EXERCISE
Can you write out the whole listing exactly?

INPUT

----

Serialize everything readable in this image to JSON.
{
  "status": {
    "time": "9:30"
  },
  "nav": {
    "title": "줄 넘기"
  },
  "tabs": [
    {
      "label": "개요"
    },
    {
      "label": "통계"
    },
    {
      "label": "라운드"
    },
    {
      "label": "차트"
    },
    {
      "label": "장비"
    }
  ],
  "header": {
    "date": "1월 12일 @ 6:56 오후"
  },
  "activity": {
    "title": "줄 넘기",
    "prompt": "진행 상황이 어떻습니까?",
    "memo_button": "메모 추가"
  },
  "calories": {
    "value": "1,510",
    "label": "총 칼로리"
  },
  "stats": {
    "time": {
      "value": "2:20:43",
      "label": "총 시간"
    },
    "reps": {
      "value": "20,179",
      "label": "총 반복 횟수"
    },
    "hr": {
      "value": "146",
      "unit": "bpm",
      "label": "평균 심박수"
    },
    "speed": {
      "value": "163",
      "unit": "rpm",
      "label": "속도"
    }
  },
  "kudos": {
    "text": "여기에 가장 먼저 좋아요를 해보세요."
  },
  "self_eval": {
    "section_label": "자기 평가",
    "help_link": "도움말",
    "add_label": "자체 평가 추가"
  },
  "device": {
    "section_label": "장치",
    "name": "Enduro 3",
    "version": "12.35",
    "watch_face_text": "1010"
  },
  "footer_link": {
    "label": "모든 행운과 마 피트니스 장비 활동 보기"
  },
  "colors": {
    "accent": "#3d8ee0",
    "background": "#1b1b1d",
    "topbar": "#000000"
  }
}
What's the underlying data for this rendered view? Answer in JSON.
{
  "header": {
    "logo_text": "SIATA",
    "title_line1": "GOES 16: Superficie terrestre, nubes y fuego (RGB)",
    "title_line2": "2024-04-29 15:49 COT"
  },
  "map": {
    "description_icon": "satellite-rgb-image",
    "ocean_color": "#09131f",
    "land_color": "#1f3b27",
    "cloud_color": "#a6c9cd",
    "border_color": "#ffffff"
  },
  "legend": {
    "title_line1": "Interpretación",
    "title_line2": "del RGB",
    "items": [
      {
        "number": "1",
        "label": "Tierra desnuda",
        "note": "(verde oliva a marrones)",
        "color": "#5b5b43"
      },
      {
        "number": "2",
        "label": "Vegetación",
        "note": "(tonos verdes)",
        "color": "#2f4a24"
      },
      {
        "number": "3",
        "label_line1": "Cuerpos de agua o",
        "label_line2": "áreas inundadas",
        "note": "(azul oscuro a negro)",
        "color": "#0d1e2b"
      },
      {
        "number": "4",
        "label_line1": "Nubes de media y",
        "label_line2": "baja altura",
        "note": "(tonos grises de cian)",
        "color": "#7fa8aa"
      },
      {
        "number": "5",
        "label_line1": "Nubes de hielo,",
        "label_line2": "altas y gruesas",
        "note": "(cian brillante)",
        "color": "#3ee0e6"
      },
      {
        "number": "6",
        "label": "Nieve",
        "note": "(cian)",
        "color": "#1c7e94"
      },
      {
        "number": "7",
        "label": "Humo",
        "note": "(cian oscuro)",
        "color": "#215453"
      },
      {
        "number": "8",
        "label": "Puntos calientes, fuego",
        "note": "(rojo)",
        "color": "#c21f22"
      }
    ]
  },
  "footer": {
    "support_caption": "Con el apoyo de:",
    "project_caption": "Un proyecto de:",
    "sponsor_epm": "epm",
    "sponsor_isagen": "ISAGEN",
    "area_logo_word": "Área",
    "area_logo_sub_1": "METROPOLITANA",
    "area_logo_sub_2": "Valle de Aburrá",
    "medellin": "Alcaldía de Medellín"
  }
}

----

THE OUTPUT
Serialize everything readable in this image to JSON.
{
  "status": {
    "time": "9:30"
  },
  "nav": {
    "title": "줄 넘기"
  },
  "tabs": [
    {
      "label": "개요"
    },
    {
      "label": "통계"
    },
    {
      "label": "라운드"
    },
    {
      "label": "차트"
    },
    {
      "label": "장비"
    }
  ],
  "header": {
    "date": "1월 12일 @ 6:56 오후"
  },
  "activity": {
    "title": "줄 넘기",
    "prompt": "진행 상황이 어떻습니까?",
    "memo_button": "메모 추가"
  },
  "calories": {
    "value": "1,510",
    "label": "총 칼로리"
  },
  "stats": {
    "time": {
      "value": "2:20:43",
      "label": "총 시간"
    },
    "reps": {
      "value": "20,179",
      "label": "총 반복 횟수"
    },
    "hr": {
      "value": "146",
      "unit": "bpm",
      "label": "평균 심박수"
    },
    "speed": {
      "value": "163",
      "unit": "rpm",
      "label": "속도"
    }
  },
  "kudos": {
    "text": "여기에 가장 먼저 좋아요를 해보세요."
  },
  "self_eval": {
    "section_label": "자기 평가",
    "help_link": "도움말",
    "add_label": "자체 평가 추가"
  },
  "device": {
    "section_label": "장치",
    "name": "Enduro 3",
    "version": "12.35",
    "watch_face_text": "1010"
  },
  "footer_link": {
    "label": "모든 행운과 마 피트니스 장비 활동 보기"
  },
  "colors": {
    "accent": "#3d8ee0",
    "background": "#1b1b1d",
    "topbar": "#000000"
  }
}
What's the underlying data for this rendered view? Answer in JSON.
{
  "header": {
    "logo_text": "SIATA",
    "title_line1": "GOES 16: Superficie terrestre, nubes y fuego (RGB)",
    "title_line2": "2024-04-29 15:49 COT"
  },
  "map": {
    "description_icon": "satellite-rgb-image",
    "ocean_color": "#09131f",
    "land_color": "#1f3b27",
    "cloud_color": "#a6c9cd",
    "border_color": "#ffffff"
  },
  "legend": {
    "title_line1": "Interpretación",
    "title_line2": "del RGB",
    "items": [
      {
        "number": "1",
        "label": "Tierra desnuda",
        "note": "(verde oliva a marrones)",
        "color": "#5b5b43"
      },
      {
        "number": "2",
        "label": "Vegetación",
        "note": "(tonos verdes)",
        "color": "#2f4a24"
      },
      {
        "number": "3",
        "label_line1": "Cuerpos de agua o",
        "label_line2": "áreas inundadas",
        "note": "(azul oscuro a negro)",
        "color": "#0d1e2b"
      },
      {
        "number": "4",
        "label_line1": "Nubes de media y",
        "label_line2": "baja altura",
        "note": "(tonos grises de cian)",
        "color": "#7fa8aa"
      },
      {
        "number": "5",
        "label_line1": "Nubes de hielo,",
        "label_line2": "altas y gruesas",
        "note": "(cian brillante)",
        "color": "#3ee0e6"
      },
      {
        "number": "6",
        "label": "Nieve",
        "note": "(cian)",
        "color": "#1c7e94"
      },
      {
        "number": "7",
        "label": "Humo",
        "note": "(cian oscuro)",
        "color": "#215453"
      },
      {
        "number": "8",
        "label": "Puntos calientes, fuego",
        "note": "(rojo)",
        "color": "#c21f22"
      }
    ]
  },
  "footer": {
    "support_caption": "Con el apoyo de:",
    "project_caption": "Un proyecto de:",
    "sponsor_epm": "epm",
    "sponsor_isagen": "ISAGEN",
    "area_logo_word": "Área",
    "area_logo_sub_1": "METROPOLITANA",
    "area_logo_sub_2": "Valle de Aburrá",
    "medellin": "Alcaldía de Medellín"
  }
}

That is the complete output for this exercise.